**WHAT THE EXERCISE ASKS**.
Reproduce the material below line for line, with every character unchanged, and omit the pictures.
──────── STORED RECORDS
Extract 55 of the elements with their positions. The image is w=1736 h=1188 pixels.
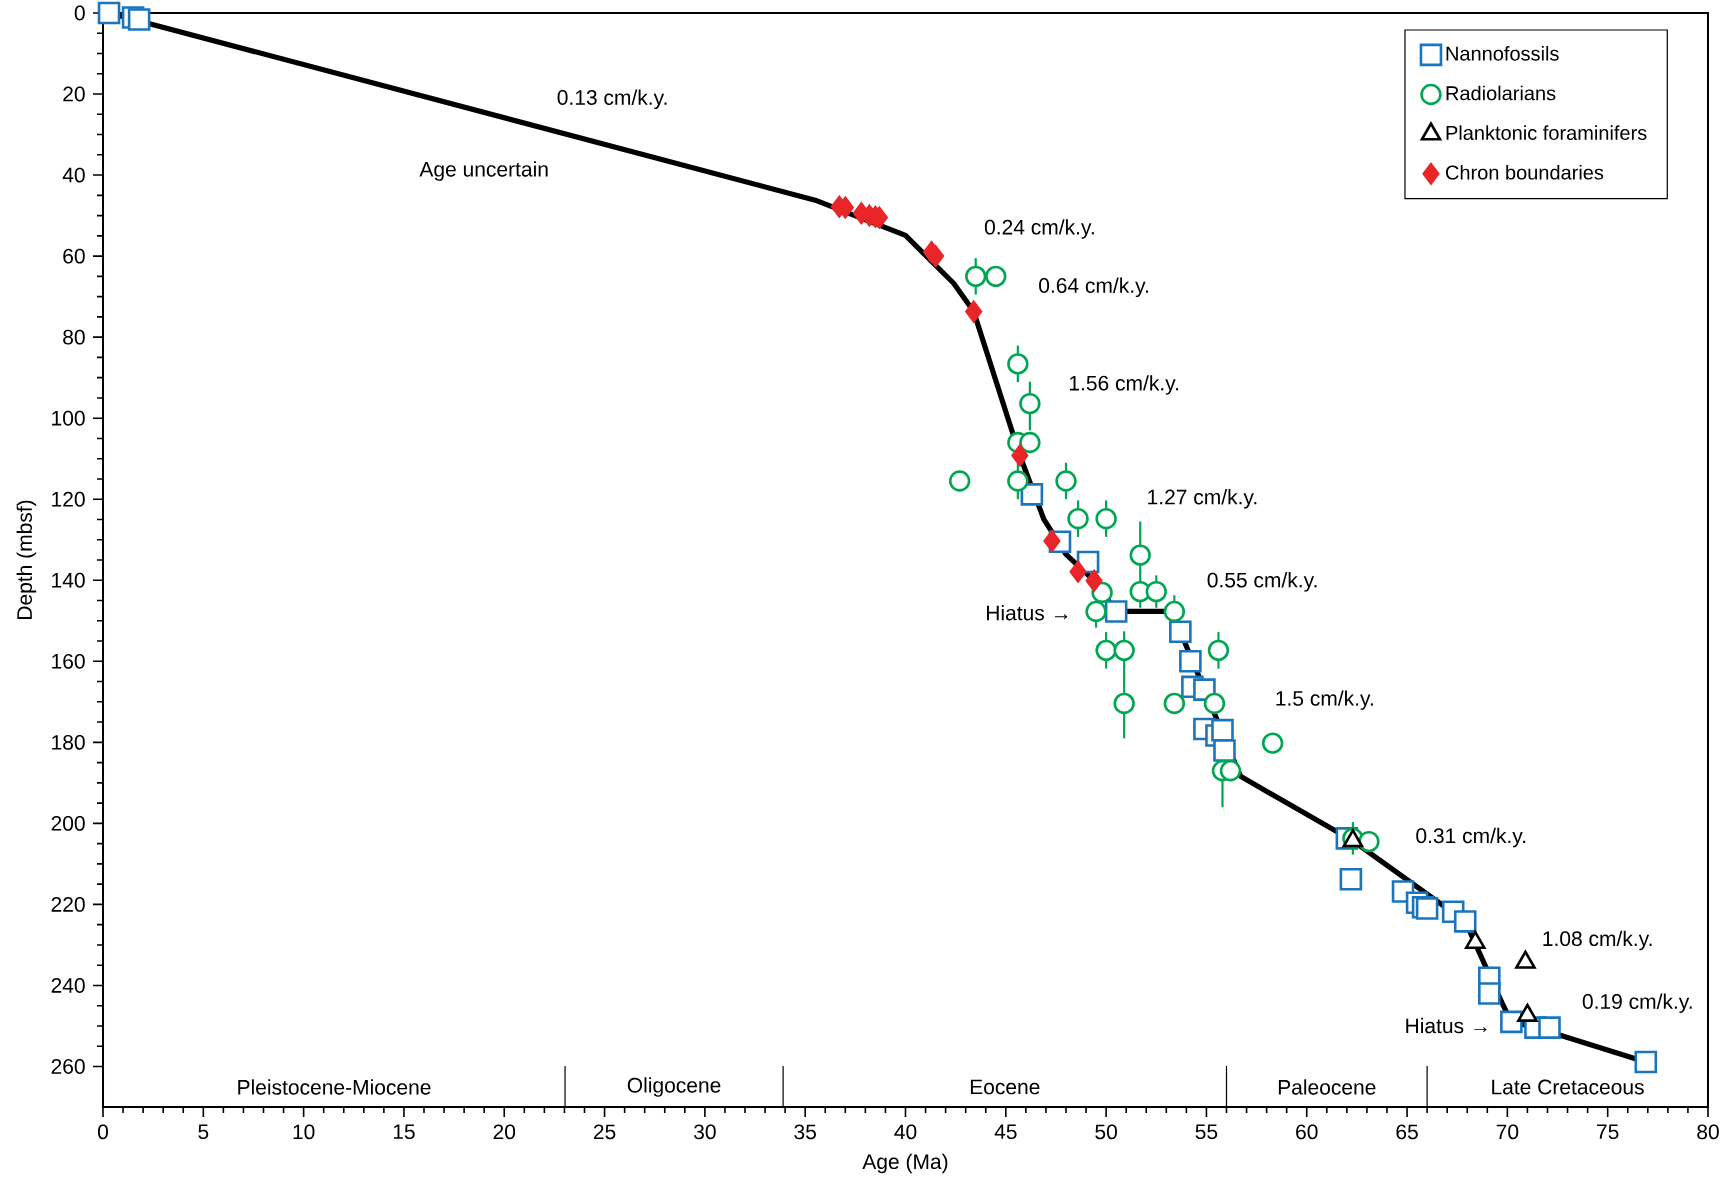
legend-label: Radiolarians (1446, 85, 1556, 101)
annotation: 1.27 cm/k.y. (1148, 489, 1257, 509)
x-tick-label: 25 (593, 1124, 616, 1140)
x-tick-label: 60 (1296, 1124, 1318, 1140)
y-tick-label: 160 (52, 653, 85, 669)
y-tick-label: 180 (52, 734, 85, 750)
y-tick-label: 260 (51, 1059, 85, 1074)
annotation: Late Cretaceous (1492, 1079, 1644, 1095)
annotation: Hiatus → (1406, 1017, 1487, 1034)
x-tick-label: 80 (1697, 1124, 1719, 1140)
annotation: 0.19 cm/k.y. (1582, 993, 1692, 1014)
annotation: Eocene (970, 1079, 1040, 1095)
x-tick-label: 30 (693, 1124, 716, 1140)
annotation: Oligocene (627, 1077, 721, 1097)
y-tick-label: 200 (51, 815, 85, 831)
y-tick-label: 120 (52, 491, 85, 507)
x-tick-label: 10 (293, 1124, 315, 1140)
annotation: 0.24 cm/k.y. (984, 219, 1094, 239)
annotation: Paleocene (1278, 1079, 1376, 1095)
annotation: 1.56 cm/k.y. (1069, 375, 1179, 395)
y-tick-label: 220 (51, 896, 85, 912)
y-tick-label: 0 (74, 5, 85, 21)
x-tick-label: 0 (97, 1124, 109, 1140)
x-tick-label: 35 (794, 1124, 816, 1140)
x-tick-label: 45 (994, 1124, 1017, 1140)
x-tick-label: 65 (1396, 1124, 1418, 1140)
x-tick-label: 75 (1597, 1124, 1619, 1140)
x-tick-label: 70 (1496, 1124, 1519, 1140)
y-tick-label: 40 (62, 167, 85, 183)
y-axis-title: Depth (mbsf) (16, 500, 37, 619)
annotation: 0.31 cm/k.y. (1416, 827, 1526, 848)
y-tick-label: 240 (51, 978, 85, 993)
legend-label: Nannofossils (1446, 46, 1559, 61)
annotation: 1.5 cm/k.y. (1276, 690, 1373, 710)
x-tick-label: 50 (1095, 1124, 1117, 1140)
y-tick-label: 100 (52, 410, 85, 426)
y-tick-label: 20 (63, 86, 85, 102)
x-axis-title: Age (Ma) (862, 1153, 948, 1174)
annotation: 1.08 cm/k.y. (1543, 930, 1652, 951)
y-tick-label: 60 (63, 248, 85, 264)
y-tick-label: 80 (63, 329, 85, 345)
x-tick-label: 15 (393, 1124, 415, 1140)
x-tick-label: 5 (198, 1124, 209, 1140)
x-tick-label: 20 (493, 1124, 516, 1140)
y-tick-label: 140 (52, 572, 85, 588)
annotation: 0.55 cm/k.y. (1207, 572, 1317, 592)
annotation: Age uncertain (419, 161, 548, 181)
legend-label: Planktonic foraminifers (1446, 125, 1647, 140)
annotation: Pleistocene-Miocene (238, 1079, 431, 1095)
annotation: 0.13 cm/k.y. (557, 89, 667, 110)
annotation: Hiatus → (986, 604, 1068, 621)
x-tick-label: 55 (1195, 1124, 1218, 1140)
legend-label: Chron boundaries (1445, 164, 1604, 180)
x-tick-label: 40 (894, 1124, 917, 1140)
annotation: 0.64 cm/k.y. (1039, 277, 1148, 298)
────────────────
**IN RESPONSE**.
Extract 55 of the elements with their positions. The image is w=1736 h=1188 pixels.
legend-label: Radiolarians (1446, 85, 1556, 101)
annotation: 1.27 cm/k.y. (1148, 489, 1257, 509)
x-tick-label: 25 (593, 1124, 616, 1140)
x-tick-label: 60 (1296, 1124, 1318, 1140)
y-tick-label: 160 (52, 653, 85, 669)
y-tick-label: 180 (52, 734, 85, 750)
y-tick-label: 260 (51, 1059, 85, 1074)
annotation: Late Cretaceous (1492, 1079, 1644, 1095)
annotation: Hiatus → (1406, 1017, 1487, 1034)
x-tick-label: 80 (1697, 1124, 1719, 1140)
annotation: 0.19 cm/k.y. (1582, 993, 1692, 1014)
annotation: Eocene (970, 1079, 1040, 1095)
x-tick-label: 30 (693, 1124, 716, 1140)
annotation: Oligocene (627, 1077, 721, 1097)
y-tick-label: 200 (51, 815, 85, 831)
y-tick-label: 120 (52, 491, 85, 507)
x-tick-label: 10 (293, 1124, 315, 1140)
annotation: 0.24 cm/k.y. (984, 219, 1094, 239)
annotation: Paleocene (1278, 1079, 1376, 1095)
annotation: 1.56 cm/k.y. (1069, 375, 1179, 395)
y-tick-label: 220 (51, 896, 85, 912)
y-tick-label: 0 (74, 5, 85, 21)
x-tick-label: 0 (97, 1124, 109, 1140)
x-tick-label: 35 (794, 1124, 816, 1140)
x-tick-label: 45 (994, 1124, 1017, 1140)
x-tick-label: 65 (1396, 1124, 1418, 1140)
x-tick-label: 75 (1597, 1124, 1619, 1140)
x-tick-label: 70 (1496, 1124, 1519, 1140)
y-tick-label: 40 (62, 167, 85, 183)
y-axis-title: Depth (mbsf) (16, 500, 37, 619)
annotation: 0.31 cm/k.y. (1416, 827, 1526, 848)
y-tick-label: 240 (51, 978, 85, 993)
legend-label: Nannofossils (1446, 46, 1559, 61)
annotation: 1.5 cm/k.y. (1276, 690, 1373, 710)
x-tick-label: 50 (1095, 1124, 1117, 1140)
y-tick-label: 100 (52, 410, 85, 426)
y-tick-label: 20 (63, 86, 85, 102)
x-axis-title: Age (Ma) (862, 1153, 948, 1174)
annotation: 1.08 cm/k.y. (1543, 930, 1652, 951)
y-tick-label: 60 (63, 248, 85, 264)
y-tick-label: 80 (63, 329, 85, 345)
x-tick-label: 15 (393, 1124, 415, 1140)
x-tick-label: 5 (198, 1124, 209, 1140)
x-tick-label: 20 (493, 1124, 516, 1140)
y-tick-label: 140 (52, 572, 85, 588)
annotation: 0.55 cm/k.y. (1207, 572, 1317, 592)
annotation: Age uncertain (419, 161, 548, 181)
legend-label: Planktonic foraminifers (1446, 125, 1647, 140)
annotation: Pleistocene-Miocene (238, 1079, 431, 1095)
annotation: 0.13 cm/k.y. (557, 89, 667, 110)
annotation: Hiatus → (986, 604, 1068, 621)
x-tick-label: 55 (1195, 1124, 1218, 1140)
legend-label: Chron boundaries (1445, 164, 1604, 180)
x-tick-label: 40 (894, 1124, 917, 1140)
annotation: 0.64 cm/k.y. (1039, 277, 1148, 298)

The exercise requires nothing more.